- **PROBLEM DESCRIPTION**:
Read the listing and extract each line that includes the word "this".

--- start of EXTRACTED MATERIAL ---

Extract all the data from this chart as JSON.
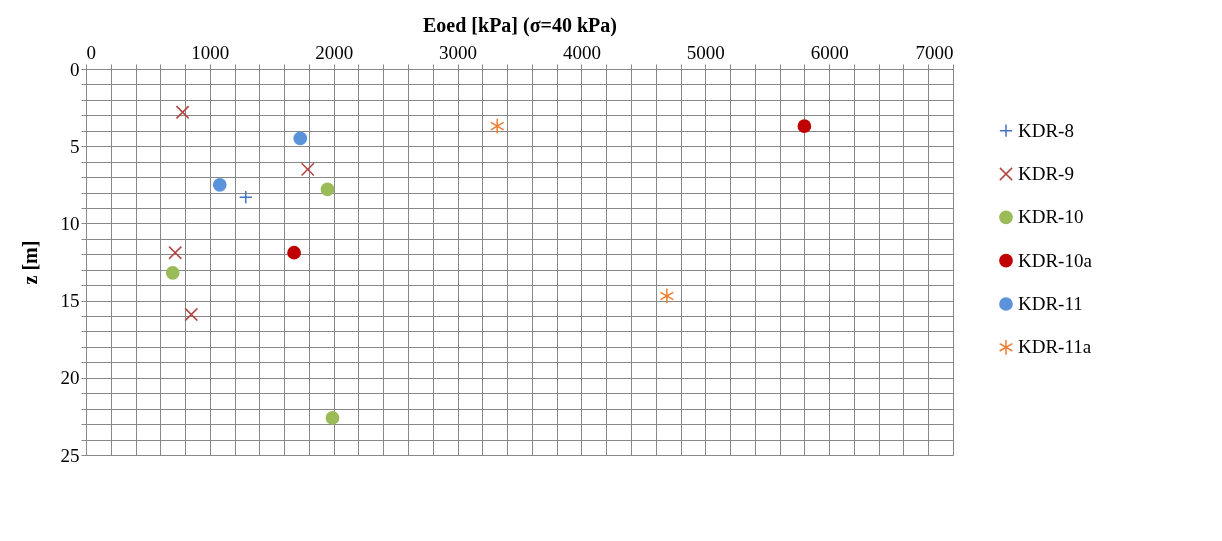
{
  "chart_data": {
    "type": "scatter",
    "xlabel": "Eoed [kPa] (σ=40 kPa)",
    "ylabel": "z [m]",
    "xlim": [
      0,
      7000
    ],
    "ylim": [
      25,
      0
    ],
    "xticks": [
      0,
      {
        "value": 200,
        "label": null
      },
      {
        "value": 400,
        "label": null
      },
      {
        "value": 600,
        "label": null
      },
      {
        "value": 800,
        "label": null
      },
      1000,
      {
        "value": 1200,
        "label": null
      },
      {
        "value": 1400,
        "label": null
      },
      {
        "value": 1600,
        "label": null
      },
      {
        "value": 1800,
        "label": null
      },
      2000,
      {
        "value": 2200,
        "label": null
      },
      {
        "value": 2400,
        "label": null
      },
      {
        "value": 2600,
        "label": null
      },
      {
        "value": 2800,
        "label": null
      },
      3000,
      {
        "value": 3200,
        "label": null
      },
      {
        "value": 3400,
        "label": null
      },
      {
        "value": 3600,
        "label": null
      },
      {
        "value": 3800,
        "label": null
      },
      4000,
      {
        "value": 4200,
        "label": null
      },
      {
        "value": 4400,
        "label": null
      },
      {
        "value": 4600,
        "label": null
      },
      {
        "value": 4800,
        "label": null
      },
      5000,
      {
        "value": 5200,
        "label": null
      },
      {
        "value": 5400,
        "label": null
      },
      {
        "value": 5600,
        "label": null
      },
      {
        "value": 5800,
        "label": null
      },
      6000,
      {
        "value": 6200,
        "label": null
      },
      {
        "value": 6400,
        "label": null
      },
      {
        "value": 6600,
        "label": null
      },
      {
        "value": 6800,
        "label": null
      },
      7000
    ],
    "yticks": [
      0,
      {
        "value": 1,
        "label": null
      },
      {
        "value": 2,
        "label": null
      },
      {
        "value": 3,
        "label": null
      },
      {
        "value": 4,
        "label": null
      },
      5,
      {
        "value": 6,
        "label": null
      },
      {
        "value": 7,
        "label": null
      },
      {
        "value": 8,
        "label": null
      },
      {
        "value": 9,
        "label": null
      },
      10,
      {
        "value": 11,
        "label": null
      },
      {
        "value": 12,
        "label": null
      },
      {
        "value": 13,
        "label": null
      },
      {
        "value": 14,
        "label": null
      },
      15,
      {
        "value": 16,
        "label": null
      },
      {
        "value": 17,
        "label": null
      },
      {
        "value": 18,
        "label": null
      },
      {
        "value": 19,
        "label": null
      },
      20,
      {
        "value": 21,
        "label": null
      },
      {
        "value": 22,
        "label": null
      },
      {
        "value": 23,
        "label": null
      },
      {
        "value": 24,
        "label": null
      },
      25
    ],
    "grid": true,
    "legend": "right",
    "series": [
      {
        "name": "KDR-8",
        "color": "#4472c4",
        "marker": "cross",
        "x": [
          1290
        ],
        "values": [
          8.3
        ]
      },
      {
        "name": "KDR-9",
        "color": "#b5443f",
        "marker": "cross",
        "x": [
          780,
          1790,
          720,
          850
        ],
        "values": [
          2.8,
          6.5,
          11.9,
          15.9
        ]
      },
      {
        "name": "KDR-10",
        "color": "#9bbb59",
        "marker": "circle",
        "x": [
          1950,
          700,
          1990
        ],
        "values": [
          7.8,
          13.2,
          22.6
        ]
      },
      {
        "name": "KDR-10a",
        "color": "#c00000",
        "marker": "circle",
        "x": [
          1680,
          5800
        ],
        "values": [
          11.9,
          3.7
        ]
      },
      {
        "name": "KDR-11",
        "color": "#5b93db",
        "marker": "circle",
        "x": [
          1730,
          1080
        ],
        "values": [
          4.5,
          7.5
        ]
      },
      {
        "name": "KDR-11a",
        "color": "#ed7d31",
        "marker": "cross",
        "x": [
          3320,
          4690
        ],
        "values": [
          3.7,
          14.7
        ]
      }
    ]
  }
}
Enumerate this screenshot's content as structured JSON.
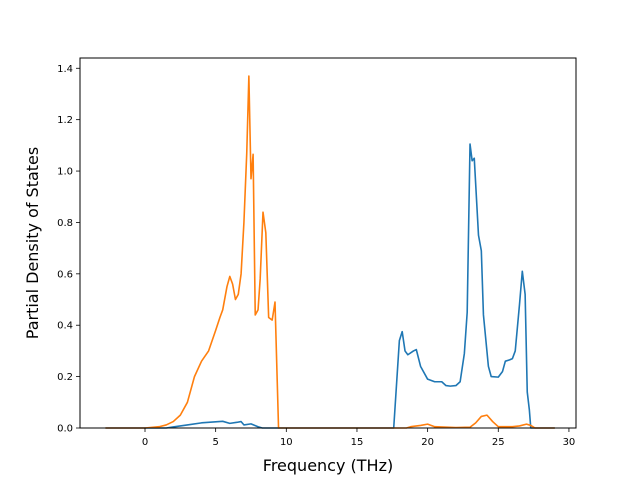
{
  "chart_data": {
    "type": "line",
    "xlabel": "Frequency (THz)",
    "ylabel": "Partial Density of States",
    "xlim": [
      -4.6,
      30.5
    ],
    "ylim": [
      0,
      1.44
    ],
    "x_ticks": [
      0,
      5,
      10,
      15,
      20,
      25,
      30
    ],
    "y_ticks": [
      0.0,
      0.2,
      0.4,
      0.6,
      0.8,
      1.0,
      1.2,
      1.4
    ],
    "x_tick_labels": [
      "0",
      "5",
      "10",
      "15",
      "20",
      "25",
      "30"
    ],
    "y_tick_labels": [
      "0.0",
      "0.2",
      "0.4",
      "0.6",
      "0.8",
      "1.0",
      "1.2",
      "1.4"
    ],
    "grid": false,
    "legend": "none",
    "series": [
      {
        "color": "#1f77b4",
        "points": [
          [
            -2.8,
            0.0
          ],
          [
            1.5,
            0.0
          ],
          [
            2.0,
            0.004
          ],
          [
            3.0,
            0.012
          ],
          [
            4.0,
            0.02
          ],
          [
            5.0,
            0.024
          ],
          [
            5.5,
            0.026
          ],
          [
            6.0,
            0.018
          ],
          [
            6.5,
            0.022
          ],
          [
            6.8,
            0.025
          ],
          [
            7.0,
            0.012
          ],
          [
            7.5,
            0.016
          ],
          [
            8.0,
            0.005
          ],
          [
            8.3,
            0.0
          ],
          [
            17.6,
            0.0
          ],
          [
            18.0,
            0.34
          ],
          [
            18.2,
            0.375
          ],
          [
            18.4,
            0.3
          ],
          [
            18.6,
            0.285
          ],
          [
            19.0,
            0.3
          ],
          [
            19.2,
            0.305
          ],
          [
            19.5,
            0.24
          ],
          [
            20.0,
            0.19
          ],
          [
            20.5,
            0.18
          ],
          [
            21.0,
            0.18
          ],
          [
            21.3,
            0.165
          ],
          [
            21.6,
            0.163
          ],
          [
            22.0,
            0.165
          ],
          [
            22.3,
            0.18
          ],
          [
            22.6,
            0.29
          ],
          [
            22.8,
            0.45
          ],
          [
            23.0,
            1.105
          ],
          [
            23.15,
            1.04
          ],
          [
            23.3,
            1.05
          ],
          [
            23.6,
            0.75
          ],
          [
            23.8,
            0.69
          ],
          [
            23.95,
            0.44
          ],
          [
            24.3,
            0.24
          ],
          [
            24.5,
            0.2
          ],
          [
            25.0,
            0.198
          ],
          [
            25.3,
            0.22
          ],
          [
            25.5,
            0.26
          ],
          [
            25.8,
            0.265
          ],
          [
            26.0,
            0.27
          ],
          [
            26.2,
            0.3
          ],
          [
            26.5,
            0.48
          ],
          [
            26.7,
            0.61
          ],
          [
            26.9,
            0.52
          ],
          [
            27.05,
            0.14
          ],
          [
            27.2,
            0.07
          ],
          [
            27.3,
            0.0
          ],
          [
            29.0,
            0.0
          ]
        ]
      },
      {
        "color": "#ff7f0e",
        "points": [
          [
            -2.8,
            0.0
          ],
          [
            0.0,
            0.0
          ],
          [
            1.0,
            0.005
          ],
          [
            1.5,
            0.012
          ],
          [
            2.0,
            0.025
          ],
          [
            2.5,
            0.05
          ],
          [
            3.0,
            0.1
          ],
          [
            3.5,
            0.2
          ],
          [
            4.0,
            0.26
          ],
          [
            4.5,
            0.3
          ],
          [
            5.0,
            0.38
          ],
          [
            5.3,
            0.43
          ],
          [
            5.5,
            0.46
          ],
          [
            5.8,
            0.55
          ],
          [
            6.0,
            0.59
          ],
          [
            6.2,
            0.56
          ],
          [
            6.4,
            0.5
          ],
          [
            6.6,
            0.52
          ],
          [
            6.8,
            0.6
          ],
          [
            7.0,
            0.8
          ],
          [
            7.2,
            1.07
          ],
          [
            7.35,
            1.37
          ],
          [
            7.5,
            0.97
          ],
          [
            7.65,
            1.065
          ],
          [
            7.8,
            0.44
          ],
          [
            8.0,
            0.46
          ],
          [
            8.15,
            0.58
          ],
          [
            8.35,
            0.84
          ],
          [
            8.55,
            0.76
          ],
          [
            8.75,
            0.43
          ],
          [
            9.0,
            0.42
          ],
          [
            9.2,
            0.49
          ],
          [
            9.45,
            0.0
          ],
          [
            18.5,
            0.0
          ],
          [
            18.8,
            0.005
          ],
          [
            19.5,
            0.01
          ],
          [
            20.0,
            0.015
          ],
          [
            20.5,
            0.005
          ],
          [
            22.0,
            0.002
          ],
          [
            23.0,
            0.003
          ],
          [
            23.4,
            0.02
          ],
          [
            23.8,
            0.045
          ],
          [
            24.2,
            0.05
          ],
          [
            24.6,
            0.025
          ],
          [
            25.0,
            0.005
          ],
          [
            26.0,
            0.005
          ],
          [
            26.5,
            0.008
          ],
          [
            27.0,
            0.015
          ],
          [
            27.3,
            0.01
          ],
          [
            27.6,
            0.0
          ],
          [
            29.0,
            0.0
          ]
        ]
      }
    ]
  }
}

--- end of EXTRACTED MATERIAL ---

- **REPLY TO THE EXERCISE**:
Extract all the data from this chart as JSON.
Enumerate this screenshot's content as structured JSON.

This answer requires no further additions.